* Problem
Set down the material once more, exactly as it appears.

* Data supplied
★ ★ ★

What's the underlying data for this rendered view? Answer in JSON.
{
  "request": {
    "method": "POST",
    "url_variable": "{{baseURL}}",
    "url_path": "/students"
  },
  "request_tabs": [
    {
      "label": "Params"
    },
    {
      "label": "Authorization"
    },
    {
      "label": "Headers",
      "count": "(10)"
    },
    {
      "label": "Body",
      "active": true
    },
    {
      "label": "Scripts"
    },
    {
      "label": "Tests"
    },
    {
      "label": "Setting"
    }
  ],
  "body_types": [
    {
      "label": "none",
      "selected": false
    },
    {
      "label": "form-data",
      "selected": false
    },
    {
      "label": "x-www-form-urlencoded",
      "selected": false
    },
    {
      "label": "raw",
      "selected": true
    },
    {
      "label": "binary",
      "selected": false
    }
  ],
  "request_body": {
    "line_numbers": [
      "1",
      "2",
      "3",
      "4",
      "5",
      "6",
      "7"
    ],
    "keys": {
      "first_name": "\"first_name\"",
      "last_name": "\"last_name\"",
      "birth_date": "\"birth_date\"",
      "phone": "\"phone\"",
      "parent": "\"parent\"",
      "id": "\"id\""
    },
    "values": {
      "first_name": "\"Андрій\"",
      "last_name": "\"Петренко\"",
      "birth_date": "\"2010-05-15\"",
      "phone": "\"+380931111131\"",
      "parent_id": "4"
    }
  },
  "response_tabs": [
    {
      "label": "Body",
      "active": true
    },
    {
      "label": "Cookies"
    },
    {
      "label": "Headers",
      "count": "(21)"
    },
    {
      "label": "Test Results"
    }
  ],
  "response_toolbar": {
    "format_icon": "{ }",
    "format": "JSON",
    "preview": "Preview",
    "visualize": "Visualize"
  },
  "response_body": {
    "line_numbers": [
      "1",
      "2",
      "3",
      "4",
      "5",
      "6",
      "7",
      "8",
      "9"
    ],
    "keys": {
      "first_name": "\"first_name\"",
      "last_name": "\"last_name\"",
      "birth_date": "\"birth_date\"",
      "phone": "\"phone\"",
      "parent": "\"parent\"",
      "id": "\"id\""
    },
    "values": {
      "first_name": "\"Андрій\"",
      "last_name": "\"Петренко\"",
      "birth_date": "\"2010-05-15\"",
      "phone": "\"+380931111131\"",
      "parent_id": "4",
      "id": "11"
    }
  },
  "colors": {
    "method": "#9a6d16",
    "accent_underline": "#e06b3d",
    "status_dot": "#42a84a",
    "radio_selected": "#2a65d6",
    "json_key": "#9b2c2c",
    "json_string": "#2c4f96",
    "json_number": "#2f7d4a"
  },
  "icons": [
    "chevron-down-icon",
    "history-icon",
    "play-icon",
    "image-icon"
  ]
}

★ ★ ★

* Solution to this task
What's the underlying data for this rendered view? Answer in JSON.
{
  "request": {
    "method": "POST",
    "url_variable": "{{baseURL}}",
    "url_path": "/students"
  },
  "request_tabs": [
    {
      "label": "Params"
    },
    {
      "label": "Authorization"
    },
    {
      "label": "Headers",
      "count": "(10)"
    },
    {
      "label": "Body",
      "active": true
    },
    {
      "label": "Scripts"
    },
    {
      "label": "Tests"
    },
    {
      "label": "Setting"
    }
  ],
  "body_types": [
    {
      "label": "none",
      "selected": false
    },
    {
      "label": "form-data",
      "selected": false
    },
    {
      "label": "x-www-form-urlencoded",
      "selected": false
    },
    {
      "label": "raw",
      "selected": true
    },
    {
      "label": "binary",
      "selected": false
    }
  ],
  "request_body": {
    "line_numbers": [
      "1",
      "2",
      "3",
      "4",
      "5",
      "6",
      "7"
    ],
    "keys": {
      "first_name": "\"first_name\"",
      "last_name": "\"last_name\"",
      "birth_date": "\"birth_date\"",
      "phone": "\"phone\"",
      "parent": "\"parent\"",
      "id": "\"id\""
    },
    "values": {
      "first_name": "\"Андрій\"",
      "last_name": "\"Петренко\"",
      "birth_date": "\"2010-05-15\"",
      "phone": "\"+380931111131\"",
      "parent_id": "4"
    }
  },
  "response_tabs": [
    {
      "label": "Body",
      "active": true
    },
    {
      "label": "Cookies"
    },
    {
      "label": "Headers",
      "count": "(21)"
    },
    {
      "label": "Test Results"
    }
  ],
  "response_toolbar": {
    "format_icon": "{ }",
    "format": "JSON",
    "preview": "Preview",
    "visualize": "Visualize"
  },
  "response_body": {
    "line_numbers": [
      "1",
      "2",
      "3",
      "4",
      "5",
      "6",
      "7",
      "8",
      "9"
    ],
    "keys": {
      "first_name": "\"first_name\"",
      "last_name": "\"last_name\"",
      "birth_date": "\"birth_date\"",
      "phone": "\"phone\"",
      "parent": "\"parent\"",
      "id": "\"id\""
    },
    "values": {
      "first_name": "\"Андрій\"",
      "last_name": "\"Петренко\"",
      "birth_date": "\"2010-05-15\"",
      "phone": "\"+380931111131\"",
      "parent_id": "4",
      "id": "11"
    }
  },
  "colors": {
    "method": "#9a6d16",
    "accent_underline": "#e06b3d",
    "status_dot": "#42a84a",
    "radio_selected": "#2a65d6",
    "json_key": "#9b2c2c",
    "json_string": "#2c4f96",
    "json_number": "#2f7d4a"
  },
  "icons": [
    "chevron-down-icon",
    "history-icon",
    "play-icon",
    "image-icon"
  ]
}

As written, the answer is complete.